Task to complete >> Produce an exact transcription of the listing below, omitting the pictures.

Data listing >>

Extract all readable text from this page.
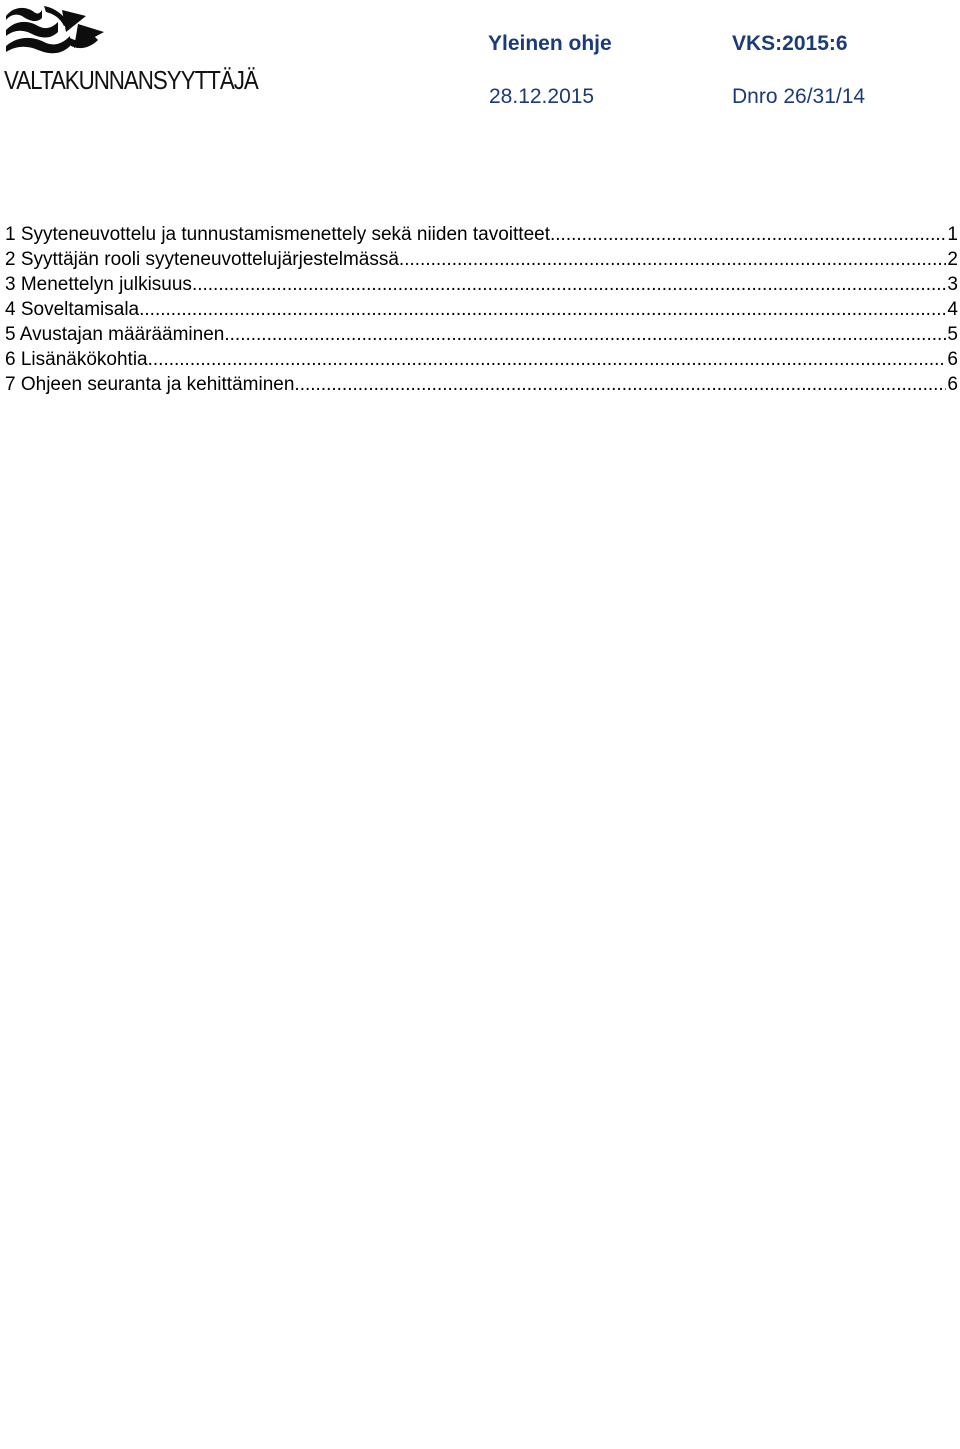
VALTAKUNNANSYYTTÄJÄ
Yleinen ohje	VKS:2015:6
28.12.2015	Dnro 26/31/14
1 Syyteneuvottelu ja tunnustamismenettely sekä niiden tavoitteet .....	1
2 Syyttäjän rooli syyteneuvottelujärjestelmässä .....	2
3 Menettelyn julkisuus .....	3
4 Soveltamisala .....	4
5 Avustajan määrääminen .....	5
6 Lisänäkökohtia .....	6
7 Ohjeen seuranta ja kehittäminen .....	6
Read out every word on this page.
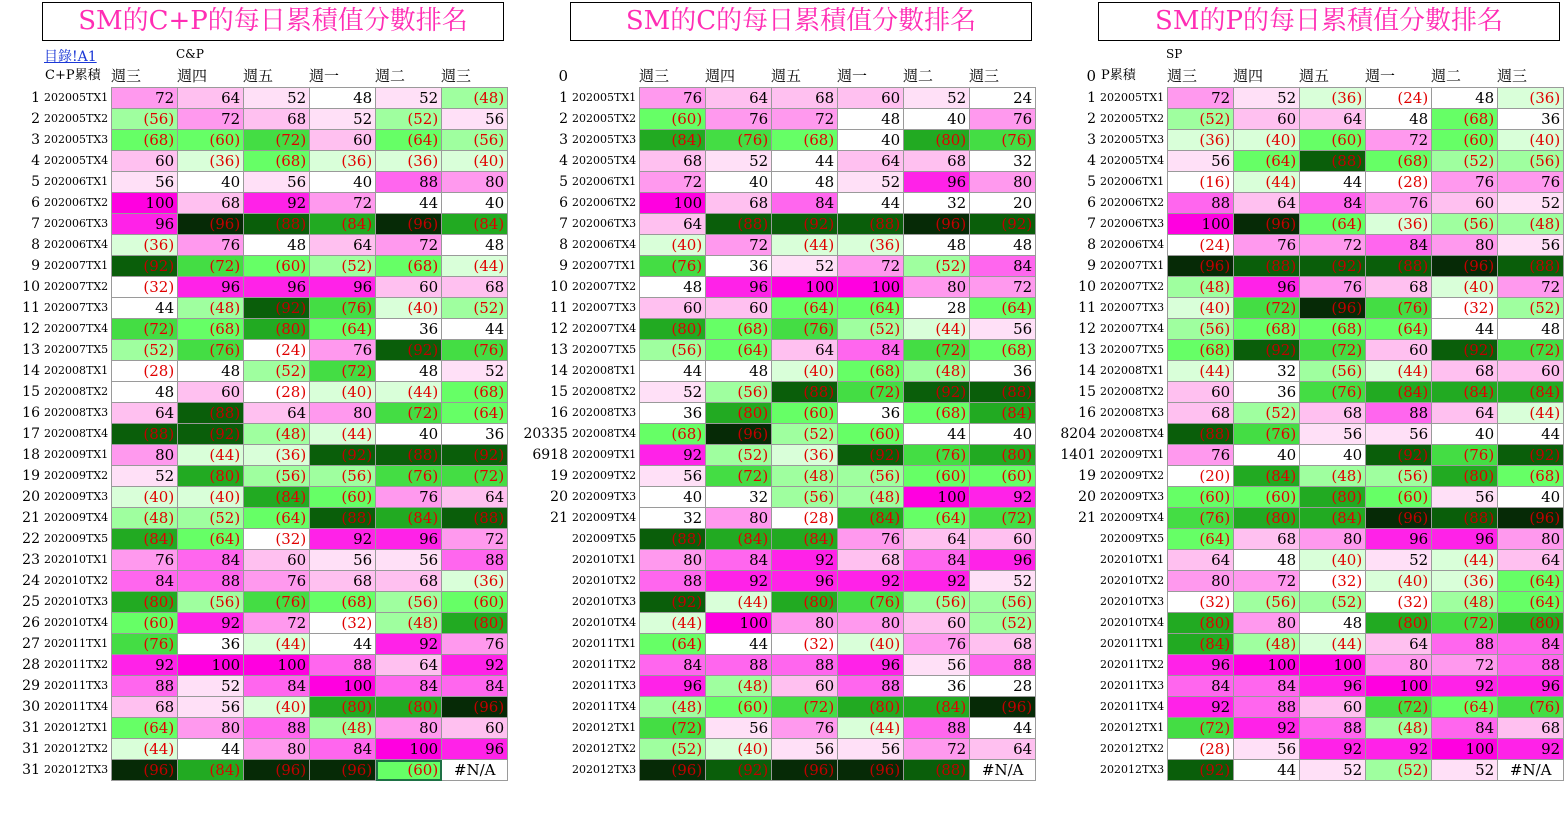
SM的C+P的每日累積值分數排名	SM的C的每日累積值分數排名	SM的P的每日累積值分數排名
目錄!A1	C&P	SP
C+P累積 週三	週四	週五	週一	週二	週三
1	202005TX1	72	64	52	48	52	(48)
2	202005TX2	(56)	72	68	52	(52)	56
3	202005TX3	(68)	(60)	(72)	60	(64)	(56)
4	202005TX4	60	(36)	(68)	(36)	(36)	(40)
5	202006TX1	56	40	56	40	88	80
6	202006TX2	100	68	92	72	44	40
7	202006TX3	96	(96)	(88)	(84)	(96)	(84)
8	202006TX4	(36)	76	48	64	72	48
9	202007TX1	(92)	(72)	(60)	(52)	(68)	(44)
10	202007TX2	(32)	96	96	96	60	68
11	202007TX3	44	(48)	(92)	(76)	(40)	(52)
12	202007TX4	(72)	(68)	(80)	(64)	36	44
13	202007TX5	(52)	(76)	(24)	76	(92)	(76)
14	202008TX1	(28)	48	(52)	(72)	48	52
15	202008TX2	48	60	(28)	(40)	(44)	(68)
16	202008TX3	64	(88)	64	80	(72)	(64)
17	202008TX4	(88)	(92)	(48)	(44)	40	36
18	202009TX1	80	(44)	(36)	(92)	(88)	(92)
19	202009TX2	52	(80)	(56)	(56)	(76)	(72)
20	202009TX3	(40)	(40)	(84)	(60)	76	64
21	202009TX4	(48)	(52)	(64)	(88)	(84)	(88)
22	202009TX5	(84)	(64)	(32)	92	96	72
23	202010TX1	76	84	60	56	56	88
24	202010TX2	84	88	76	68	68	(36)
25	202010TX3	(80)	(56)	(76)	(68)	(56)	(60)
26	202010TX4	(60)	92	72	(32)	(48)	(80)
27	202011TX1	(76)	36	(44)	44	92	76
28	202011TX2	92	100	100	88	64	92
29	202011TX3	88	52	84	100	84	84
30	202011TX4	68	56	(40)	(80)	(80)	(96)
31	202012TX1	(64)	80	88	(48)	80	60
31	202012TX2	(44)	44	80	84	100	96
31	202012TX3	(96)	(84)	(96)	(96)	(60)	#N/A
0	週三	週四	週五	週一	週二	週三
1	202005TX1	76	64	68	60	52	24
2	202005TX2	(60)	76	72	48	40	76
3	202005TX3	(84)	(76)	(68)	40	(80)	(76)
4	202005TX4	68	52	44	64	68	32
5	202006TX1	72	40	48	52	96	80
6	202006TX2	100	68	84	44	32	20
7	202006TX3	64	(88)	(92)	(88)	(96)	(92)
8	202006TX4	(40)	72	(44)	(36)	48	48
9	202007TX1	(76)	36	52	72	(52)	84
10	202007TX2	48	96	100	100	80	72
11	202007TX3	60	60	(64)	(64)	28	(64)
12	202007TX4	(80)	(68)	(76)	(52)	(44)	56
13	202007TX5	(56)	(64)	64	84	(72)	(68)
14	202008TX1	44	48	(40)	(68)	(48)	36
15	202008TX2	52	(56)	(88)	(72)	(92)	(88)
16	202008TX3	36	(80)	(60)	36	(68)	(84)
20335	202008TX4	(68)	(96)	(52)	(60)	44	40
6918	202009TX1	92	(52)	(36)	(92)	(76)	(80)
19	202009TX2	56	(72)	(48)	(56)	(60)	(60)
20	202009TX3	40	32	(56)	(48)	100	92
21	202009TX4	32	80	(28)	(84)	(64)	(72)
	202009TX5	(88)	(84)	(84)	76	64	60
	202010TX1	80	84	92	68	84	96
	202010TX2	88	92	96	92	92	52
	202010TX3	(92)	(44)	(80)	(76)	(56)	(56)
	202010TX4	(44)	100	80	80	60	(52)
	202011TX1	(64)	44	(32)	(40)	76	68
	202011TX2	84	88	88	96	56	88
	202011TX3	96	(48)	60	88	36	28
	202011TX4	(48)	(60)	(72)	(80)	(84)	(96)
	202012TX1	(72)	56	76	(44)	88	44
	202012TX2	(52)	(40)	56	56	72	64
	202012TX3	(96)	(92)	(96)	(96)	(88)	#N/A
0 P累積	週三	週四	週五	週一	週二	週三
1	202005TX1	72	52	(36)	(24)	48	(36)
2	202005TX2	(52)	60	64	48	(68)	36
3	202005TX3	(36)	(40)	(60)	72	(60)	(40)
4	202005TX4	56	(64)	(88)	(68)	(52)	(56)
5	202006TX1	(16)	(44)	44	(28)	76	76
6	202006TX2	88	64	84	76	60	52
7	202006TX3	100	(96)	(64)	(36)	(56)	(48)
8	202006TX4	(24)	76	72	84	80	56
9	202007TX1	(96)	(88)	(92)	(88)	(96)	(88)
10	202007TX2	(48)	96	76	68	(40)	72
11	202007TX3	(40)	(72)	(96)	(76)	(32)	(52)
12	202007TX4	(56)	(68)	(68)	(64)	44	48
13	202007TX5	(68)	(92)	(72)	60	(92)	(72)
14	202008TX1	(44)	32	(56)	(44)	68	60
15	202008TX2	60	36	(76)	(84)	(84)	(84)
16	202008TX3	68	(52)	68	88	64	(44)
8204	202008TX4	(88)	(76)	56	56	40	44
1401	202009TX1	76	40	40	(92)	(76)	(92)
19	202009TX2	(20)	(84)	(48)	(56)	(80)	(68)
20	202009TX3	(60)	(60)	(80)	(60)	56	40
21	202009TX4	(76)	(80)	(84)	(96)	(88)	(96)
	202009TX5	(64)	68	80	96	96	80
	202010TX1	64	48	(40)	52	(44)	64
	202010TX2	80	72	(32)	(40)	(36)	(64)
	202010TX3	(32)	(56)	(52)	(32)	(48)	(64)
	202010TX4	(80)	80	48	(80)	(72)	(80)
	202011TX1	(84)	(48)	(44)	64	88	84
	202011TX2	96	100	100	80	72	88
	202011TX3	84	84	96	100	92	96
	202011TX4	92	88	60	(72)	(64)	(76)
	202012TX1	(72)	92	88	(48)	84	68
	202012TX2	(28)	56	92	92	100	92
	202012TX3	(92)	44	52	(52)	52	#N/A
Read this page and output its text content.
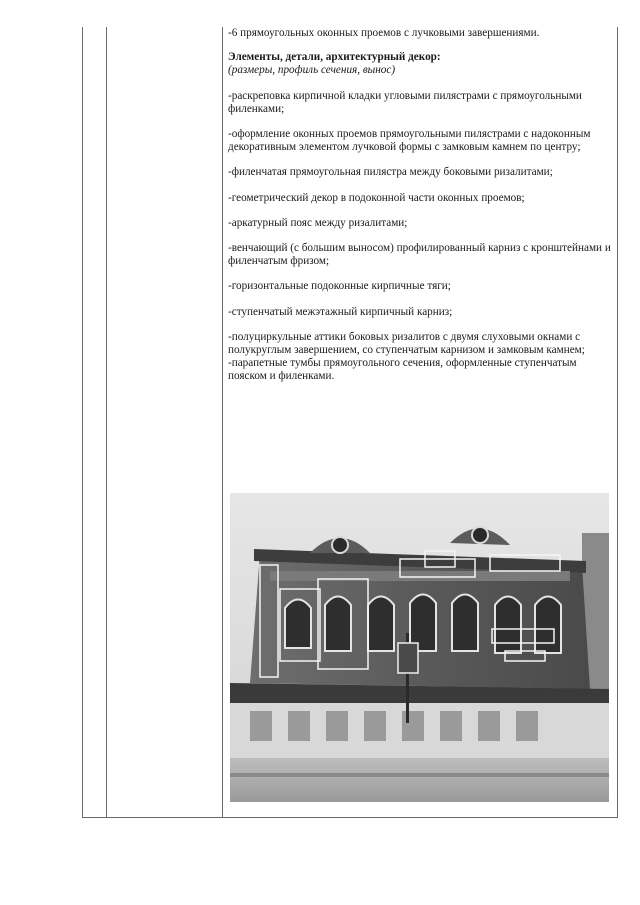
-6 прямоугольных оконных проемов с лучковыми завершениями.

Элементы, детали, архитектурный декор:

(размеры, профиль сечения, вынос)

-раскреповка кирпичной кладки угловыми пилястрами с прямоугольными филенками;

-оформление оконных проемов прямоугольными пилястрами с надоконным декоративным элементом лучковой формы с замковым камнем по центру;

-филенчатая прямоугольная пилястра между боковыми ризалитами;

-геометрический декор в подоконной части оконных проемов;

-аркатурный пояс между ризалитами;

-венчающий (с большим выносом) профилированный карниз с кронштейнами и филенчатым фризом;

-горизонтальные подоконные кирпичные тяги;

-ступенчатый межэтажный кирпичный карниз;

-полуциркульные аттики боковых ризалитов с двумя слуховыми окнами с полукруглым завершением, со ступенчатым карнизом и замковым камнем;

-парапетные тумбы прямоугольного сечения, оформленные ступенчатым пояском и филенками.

Solved exercise >>
Extract all readable text from this page.
VALTAKUNNANSYYTTÄJÄ
Yleinen ohje	VKS:2015:6
28.12.2015	Dnro 26/31/14
1 Syyteneuvottelu ja tunnustamismenettely sekä niiden tavoitteet .....	1
2 Syyttäjän rooli syyteneuvottelujärjestelmässä .....	2
3 Menettelyn julkisuus .....	3
4 Soveltamisala .....	4
5 Avustajan määrääminen .....	5
6 Lisänäkökohtia .....	6
7 Ohjeen seuranta ja kehittäminen .....	6
Read out every word on this page.
SM的C+P的每日累積值分數排名	SM的C的每日累積值分數排名	SM的P的每日累積值分數排名
目錄!A1	C&P	SP
C+P累積 週三	週四	週五	週一	週二	週三
1	202005TX1	72	64	52	48	52	(48)
2	202005TX2	(56)	72	68	52	(52)	56
3	202005TX3	(68)	(60)	(72)	60	(64)	(56)
4	202005TX4	60	(36)	(68)	(36)	(36)	(40)
5	202006TX1	56	40	56	40	88	80
6	202006TX2	100	68	92	72	44	40
7	202006TX3	96	(96)	(88)	(84)	(96)	(84)
8	202006TX4	(36)	76	48	64	72	48
9	202007TX1	(92)	(72)	(60)	(52)	(68)	(44)
10	202007TX2	(32)	96	96	96	60	68
11	202007TX3	44	(48)	(92)	(76)	(40)	(52)
12	202007TX4	(72)	(68)	(80)	(64)	36	44
13	202007TX5	(52)	(76)	(24)	76	(92)	(76)
14	202008TX1	(28)	48	(52)	(72)	48	52
15	202008TX2	48	60	(28)	(40)	(44)	(68)
16	202008TX3	64	(88)	64	80	(72)	(64)
17	202008TX4	(88)	(92)	(48)	(44)	40	36
18	202009TX1	80	(44)	(36)	(92)	(88)	(92)
19	202009TX2	52	(80)	(56)	(56)	(76)	(72)
20	202009TX3	(40)	(40)	(84)	(60)	76	64
21	202009TX4	(48)	(52)	(64)	(88)	(84)	(88)
22	202009TX5	(84)	(64)	(32)	92	96	72
23	202010TX1	76	84	60	56	56	88
24	202010TX2	84	88	76	68	68	(36)
25	202010TX3	(80)	(56)	(76)	(68)	(56)	(60)
26	202010TX4	(60)	92	72	(32)	(48)	(80)
27	202011TX1	(76)	36	(44)	44	92	76
28	202011TX2	92	100	100	88	64	92
29	202011TX3	88	52	84	100	84	84
30	202011TX4	68	56	(40)	(80)	(80)	(96)
31	202012TX1	(64)	80	88	(48)	80	60
31	202012TX2	(44)	44	80	84	100	96
31	202012TX3	(96)	(84)	(96)	(96)	(60)	#N/A
0	週三	週四	週五	週一	週二	週三
1	202005TX1	76	64	68	60	52	24
2	202005TX2	(60)	76	72	48	40	76
3	202005TX3	(84)	(76)	(68)	40	(80)	(76)
4	202005TX4	68	52	44	64	68	32
5	202006TX1	72	40	48	52	96	80
6	202006TX2	100	68	84	44	32	20
7	202006TX3	64	(88)	(92)	(88)	(96)	(92)
8	202006TX4	(40)	72	(44)	(36)	48	48
9	202007TX1	(76)	36	52	72	(52)	84
10	202007TX2	48	96	100	100	80	72
11	202007TX3	60	60	(64)	(64)	28	(64)
12	202007TX4	(80)	(68)	(76)	(52)	(44)	56
13	202007TX5	(56)	(64)	64	84	(72)	(68)
14	202008TX1	44	48	(40)	(68)	(48)	36
15	202008TX2	52	(56)	(88)	(72)	(92)	(88)
16	202008TX3	36	(80)	(60)	36	(68)	(84)
20335	202008TX4	(68)	(96)	(52)	(60)	44	40
6918	202009TX1	92	(52)	(36)	(92)	(76)	(80)
19	202009TX2	56	(72)	(48)	(56)	(60)	(60)
20	202009TX3	40	32	(56)	(48)	100	92
21	202009TX4	32	80	(28)	(84)	(64)	(72)
	202009TX5	(88)	(84)	(84)	76	64	60
	202010TX1	80	84	92	68	84	96
	202010TX2	88	92	96	92	92	52
	202010TX3	(92)	(44)	(80)	(76)	(56)	(56)
	202010TX4	(44)	100	80	80	60	(52)
	202011TX1	(64)	44	(32)	(40)	76	68
	202011TX2	84	88	88	96	56	88
	202011TX3	96	(48)	60	88	36	28
	202011TX4	(48)	(60)	(72)	(80)	(84)	(96)
	202012TX1	(72)	56	76	(44)	88	44
	202012TX2	(52)	(40)	56	56	72	64
	202012TX3	(96)	(92)	(96)	(96)	(88)	#N/A
0 P累積	週三	週四	週五	週一	週二	週三
1	202005TX1	72	52	(36)	(24)	48	(36)
2	202005TX2	(52)	60	64	48	(68)	36
3	202005TX3	(36)	(40)	(60)	72	(60)	(40)
4	202005TX4	56	(64)	(88)	(68)	(52)	(56)
5	202006TX1	(16)	(44)	44	(28)	76	76
6	202006TX2	88	64	84	76	60	52
7	202006TX3	100	(96)	(64)	(36)	(56)	(48)
8	202006TX4	(24)	76	72	84	80	56
9	202007TX1	(96)	(88)	(92)	(88)	(96)	(88)
10	202007TX2	(48)	96	76	68	(40)	72
11	202007TX3	(40)	(72)	(96)	(76)	(32)	(52)
12	202007TX4	(56)	(68)	(68)	(64)	44	48
13	202007TX5	(68)	(92)	(72)	60	(92)	(72)
14	202008TX1	(44)	32	(56)	(44)	68	60
15	202008TX2	60	36	(76)	(84)	(84)	(84)
16	202008TX3	68	(52)	68	88	64	(44)
8204	202008TX4	(88)	(76)	56	56	40	44
1401	202009TX1	76	40	40	(92)	(76)	(92)
19	202009TX2	(20)	(84)	(48)	(56)	(80)	(68)
20	202009TX3	(60)	(60)	(80)	(60)	56	40
21	202009TX4	(76)	(80)	(84)	(96)	(88)	(96)
	202009TX5	(64)	68	80	96	96	80
	202010TX1	64	48	(40)	52	(44)	64
	202010TX2	80	72	(32)	(40)	(36)	(64)
	202010TX3	(32)	(56)	(52)	(32)	(48)	(64)
	202010TX4	(80)	80	48	(80)	(72)	(80)
	202011TX1	(84)	(48)	(44)	64	88	84
	202011TX2	96	100	100	80	72	88
	202011TX3	84	84	96	100	92	96
	202011TX4	92	88	60	(72)	(64)	(76)
	202012TX1	(72)	92	88	(48)	84	68
	202012TX2	(28)	56	92	92	100	92
	202012TX3	(92)	44	52	(52)	52	#N/A
Read this page and output its text content.
-6 прямоугольных оконных проемов с лучковыми завершениями.

Элементы, детали, архитектурный декор:

(размеры, профиль сечения, вынос)

-раскреповка кирпичной кладки угловыми пилястрами с прямоугольными филенками;

-оформление оконных проемов прямоугольными пилястрами с надоконным декоративным элементом лучковой формы с замковым камнем по центру;

-филенчатая прямоугольная пилястра между боковыми ризалитами;

-геометрический декор в подоконной части оконных проемов;

-аркатурный пояс между ризалитами;

-венчающий (с большим выносом) профилированный карниз с кронштейнами и филенчатым фризом;

-горизонтальные подоконные кирпичные тяги;

-ступенчатый межэтажный кирпичный карниз;

-полуциркульные аттики боковых ризалитов с двумя слуховыми окнами с полукруглым завершением, со ступенчатым карнизом и замковым камнем;

-парапетные тумбы прямоугольного сечения, оформленные ступенчатым пояском и филенками.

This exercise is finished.